Aim ▸ Report the total number of lines that include the string "coordinates", without any other text.

===============

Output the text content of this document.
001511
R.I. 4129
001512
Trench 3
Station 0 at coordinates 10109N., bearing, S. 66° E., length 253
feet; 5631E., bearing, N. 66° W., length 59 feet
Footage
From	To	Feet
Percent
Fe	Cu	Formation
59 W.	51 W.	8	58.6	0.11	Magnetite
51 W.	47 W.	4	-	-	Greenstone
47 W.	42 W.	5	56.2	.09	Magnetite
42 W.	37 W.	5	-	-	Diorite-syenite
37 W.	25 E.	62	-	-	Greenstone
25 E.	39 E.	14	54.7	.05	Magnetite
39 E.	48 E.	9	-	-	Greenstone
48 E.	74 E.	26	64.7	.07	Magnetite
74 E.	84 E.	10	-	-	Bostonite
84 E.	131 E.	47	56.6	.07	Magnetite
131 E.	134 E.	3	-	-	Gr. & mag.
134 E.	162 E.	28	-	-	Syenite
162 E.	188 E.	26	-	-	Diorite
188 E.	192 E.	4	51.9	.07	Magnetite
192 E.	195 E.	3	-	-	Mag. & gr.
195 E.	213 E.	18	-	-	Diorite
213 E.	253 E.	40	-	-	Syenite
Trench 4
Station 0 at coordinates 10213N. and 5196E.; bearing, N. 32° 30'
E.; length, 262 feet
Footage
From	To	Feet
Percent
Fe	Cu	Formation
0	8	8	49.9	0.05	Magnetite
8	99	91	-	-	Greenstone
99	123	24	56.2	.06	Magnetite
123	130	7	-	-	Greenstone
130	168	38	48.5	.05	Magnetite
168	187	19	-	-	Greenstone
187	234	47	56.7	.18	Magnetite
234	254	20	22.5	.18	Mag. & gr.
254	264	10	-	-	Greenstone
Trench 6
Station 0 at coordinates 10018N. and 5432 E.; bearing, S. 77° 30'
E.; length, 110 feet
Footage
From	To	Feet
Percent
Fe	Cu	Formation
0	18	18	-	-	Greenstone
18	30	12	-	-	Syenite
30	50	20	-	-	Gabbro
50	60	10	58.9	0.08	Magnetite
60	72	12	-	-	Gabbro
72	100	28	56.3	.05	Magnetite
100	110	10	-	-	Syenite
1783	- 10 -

===============

Reply ▸ 3